(Figure content listings)
-- START --

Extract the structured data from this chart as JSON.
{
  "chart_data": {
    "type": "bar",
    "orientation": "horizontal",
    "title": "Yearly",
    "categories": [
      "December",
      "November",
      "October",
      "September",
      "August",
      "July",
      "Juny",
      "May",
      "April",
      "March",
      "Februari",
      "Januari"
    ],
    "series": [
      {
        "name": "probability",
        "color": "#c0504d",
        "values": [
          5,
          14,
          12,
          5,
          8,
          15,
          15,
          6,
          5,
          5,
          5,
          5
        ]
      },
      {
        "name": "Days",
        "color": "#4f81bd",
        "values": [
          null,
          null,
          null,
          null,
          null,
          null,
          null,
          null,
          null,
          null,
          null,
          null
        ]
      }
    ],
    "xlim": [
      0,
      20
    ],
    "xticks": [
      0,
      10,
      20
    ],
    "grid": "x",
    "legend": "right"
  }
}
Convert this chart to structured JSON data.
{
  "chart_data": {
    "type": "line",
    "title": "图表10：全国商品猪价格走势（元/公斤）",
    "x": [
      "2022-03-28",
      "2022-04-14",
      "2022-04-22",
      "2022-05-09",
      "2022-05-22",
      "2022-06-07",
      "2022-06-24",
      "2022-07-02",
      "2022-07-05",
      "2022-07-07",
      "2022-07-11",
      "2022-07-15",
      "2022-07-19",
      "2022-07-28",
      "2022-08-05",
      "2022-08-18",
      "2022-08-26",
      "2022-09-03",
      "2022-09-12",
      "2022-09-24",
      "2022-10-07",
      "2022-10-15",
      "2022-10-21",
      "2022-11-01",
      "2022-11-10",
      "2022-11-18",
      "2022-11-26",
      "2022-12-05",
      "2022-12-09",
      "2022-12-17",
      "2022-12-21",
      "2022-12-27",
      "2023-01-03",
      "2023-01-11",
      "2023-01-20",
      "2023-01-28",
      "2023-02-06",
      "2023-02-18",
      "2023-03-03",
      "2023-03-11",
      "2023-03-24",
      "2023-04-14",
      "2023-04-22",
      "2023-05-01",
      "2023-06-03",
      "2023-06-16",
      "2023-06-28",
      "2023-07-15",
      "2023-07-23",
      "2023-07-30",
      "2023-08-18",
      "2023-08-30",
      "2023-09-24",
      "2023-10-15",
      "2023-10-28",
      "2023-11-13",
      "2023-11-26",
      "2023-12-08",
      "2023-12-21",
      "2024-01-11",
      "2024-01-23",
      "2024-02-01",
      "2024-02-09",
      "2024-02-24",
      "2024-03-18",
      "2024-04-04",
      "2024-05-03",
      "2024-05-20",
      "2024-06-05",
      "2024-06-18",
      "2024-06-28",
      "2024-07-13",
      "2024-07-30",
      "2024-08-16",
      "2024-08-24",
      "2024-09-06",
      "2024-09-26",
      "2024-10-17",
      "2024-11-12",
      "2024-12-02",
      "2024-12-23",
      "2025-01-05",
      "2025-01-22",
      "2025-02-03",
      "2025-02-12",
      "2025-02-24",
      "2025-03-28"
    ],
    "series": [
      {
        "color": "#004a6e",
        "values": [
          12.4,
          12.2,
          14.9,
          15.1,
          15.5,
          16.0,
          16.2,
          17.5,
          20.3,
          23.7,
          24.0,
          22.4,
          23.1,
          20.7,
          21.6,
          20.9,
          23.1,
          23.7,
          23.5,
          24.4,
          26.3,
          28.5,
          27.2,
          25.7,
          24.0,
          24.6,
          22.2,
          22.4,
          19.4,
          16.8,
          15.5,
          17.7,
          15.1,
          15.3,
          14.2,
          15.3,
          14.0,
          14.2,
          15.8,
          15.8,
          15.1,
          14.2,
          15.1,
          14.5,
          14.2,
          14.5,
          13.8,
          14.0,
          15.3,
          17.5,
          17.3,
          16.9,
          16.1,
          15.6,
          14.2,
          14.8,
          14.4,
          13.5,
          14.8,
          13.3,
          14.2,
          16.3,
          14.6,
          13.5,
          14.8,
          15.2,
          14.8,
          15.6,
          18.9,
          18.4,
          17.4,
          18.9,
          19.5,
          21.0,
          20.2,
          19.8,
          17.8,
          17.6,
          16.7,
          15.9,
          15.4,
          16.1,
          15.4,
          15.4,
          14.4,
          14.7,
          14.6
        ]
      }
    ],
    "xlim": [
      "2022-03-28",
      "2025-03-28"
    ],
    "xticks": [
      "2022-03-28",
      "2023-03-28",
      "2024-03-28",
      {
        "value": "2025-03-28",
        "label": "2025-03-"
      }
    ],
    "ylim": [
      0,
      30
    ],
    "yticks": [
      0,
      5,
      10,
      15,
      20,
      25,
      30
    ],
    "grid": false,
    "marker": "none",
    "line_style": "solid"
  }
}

-- END --

# [TASK REQUIREMENTS]
Write every entry out again exactly.

# [THE SOLUTION]
Extract the structured data from this chart as JSON.
{
  "chart_data": {
    "type": "bar",
    "orientation": "horizontal",
    "title": "Yearly",
    "categories": [
      "December",
      "November",
      "October",
      "September",
      "August",
      "July",
      "Juny",
      "May",
      "April",
      "March",
      "Februari",
      "Januari"
    ],
    "series": [
      {
        "name": "probability",
        "color": "#c0504d",
        "values": [
          5,
          14,
          12,
          5,
          8,
          15,
          15,
          6,
          5,
          5,
          5,
          5
        ]
      },
      {
        "name": "Days",
        "color": "#4f81bd",
        "values": [
          null,
          null,
          null,
          null,
          null,
          null,
          null,
          null,
          null,
          null,
          null,
          null
        ]
      }
    ],
    "xlim": [
      0,
      20
    ],
    "xticks": [
      0,
      10,
      20
    ],
    "grid": "x",
    "legend": "right"
  }
}
Convert this chart to structured JSON data.
{
  "chart_data": {
    "type": "line",
    "title": "图表10：全国商品猪价格走势（元/公斤）",
    "x": [
      "2022-03-28",
      "2022-04-14",
      "2022-04-22",
      "2022-05-09",
      "2022-05-22",
      "2022-06-07",
      "2022-06-24",
      "2022-07-02",
      "2022-07-05",
      "2022-07-07",
      "2022-07-11",
      "2022-07-15",
      "2022-07-19",
      "2022-07-28",
      "2022-08-05",
      "2022-08-18",
      "2022-08-26",
      "2022-09-03",
      "2022-09-12",
      "2022-09-24",
      "2022-10-07",
      "2022-10-15",
      "2022-10-21",
      "2022-11-01",
      "2022-11-10",
      "2022-11-18",
      "2022-11-26",
      "2022-12-05",
      "2022-12-09",
      "2022-12-17",
      "2022-12-21",
      "2022-12-27",
      "2023-01-03",
      "2023-01-11",
      "2023-01-20",
      "2023-01-28",
      "2023-02-06",
      "2023-02-18",
      "2023-03-03",
      "2023-03-11",
      "2023-03-24",
      "2023-04-14",
      "2023-04-22",
      "2023-05-01",
      "2023-06-03",
      "2023-06-16",
      "2023-06-28",
      "2023-07-15",
      "2023-07-23",
      "2023-07-30",
      "2023-08-18",
      "2023-08-30",
      "2023-09-24",
      "2023-10-15",
      "2023-10-28",
      "2023-11-13",
      "2023-11-26",
      "2023-12-08",
      "2023-12-21",
      "2024-01-11",
      "2024-01-23",
      "2024-02-01",
      "2024-02-09",
      "2024-02-24",
      "2024-03-18",
      "2024-04-04",
      "2024-05-03",
      "2024-05-20",
      "2024-06-05",
      "2024-06-18",
      "2024-06-28",
      "2024-07-13",
      "2024-07-30",
      "2024-08-16",
      "2024-08-24",
      "2024-09-06",
      "2024-09-26",
      "2024-10-17",
      "2024-11-12",
      "2024-12-02",
      "2024-12-23",
      "2025-01-05",
      "2025-01-22",
      "2025-02-03",
      "2025-02-12",
      "2025-02-24",
      "2025-03-28"
    ],
    "series": [
      {
        "color": "#004a6e",
        "values": [
          12.4,
          12.2,
          14.9,
          15.1,
          15.5,
          16.0,
          16.2,
          17.5,
          20.3,
          23.7,
          24.0,
          22.4,
          23.1,
          20.7,
          21.6,
          20.9,
          23.1,
          23.7,
          23.5,
          24.4,
          26.3,
          28.5,
          27.2,
          25.7,
          24.0,
          24.6,
          22.2,
          22.4,
          19.4,
          16.8,
          15.5,
          17.7,
          15.1,
          15.3,
          14.2,
          15.3,
          14.0,
          14.2,
          15.8,
          15.8,
          15.1,
          14.2,
          15.1,
          14.5,
          14.2,
          14.5,
          13.8,
          14.0,
          15.3,
          17.5,
          17.3,
          16.9,
          16.1,
          15.6,
          14.2,
          14.8,
          14.4,
          13.5,
          14.8,
          13.3,
          14.2,
          16.3,
          14.6,
          13.5,
          14.8,
          15.2,
          14.8,
          15.6,
          18.9,
          18.4,
          17.4,
          18.9,
          19.5,
          21.0,
          20.2,
          19.8,
          17.8,
          17.6,
          16.7,
          15.9,
          15.4,
          16.1,
          15.4,
          15.4,
          14.4,
          14.7,
          14.6
        ]
      }
    ],
    "xlim": [
      "2022-03-28",
      "2025-03-28"
    ],
    "xticks": [
      "2022-03-28",
      "2023-03-28",
      "2024-03-28",
      {
        "value": "2025-03-28",
        "label": "2025-03-"
      }
    ],
    "ylim": [
      0,
      30
    ],
    "yticks": [
      0,
      5,
      10,
      15,
      20,
      25,
      30
    ],
    "grid": false,
    "marker": "none",
    "line_style": "solid"
  }
}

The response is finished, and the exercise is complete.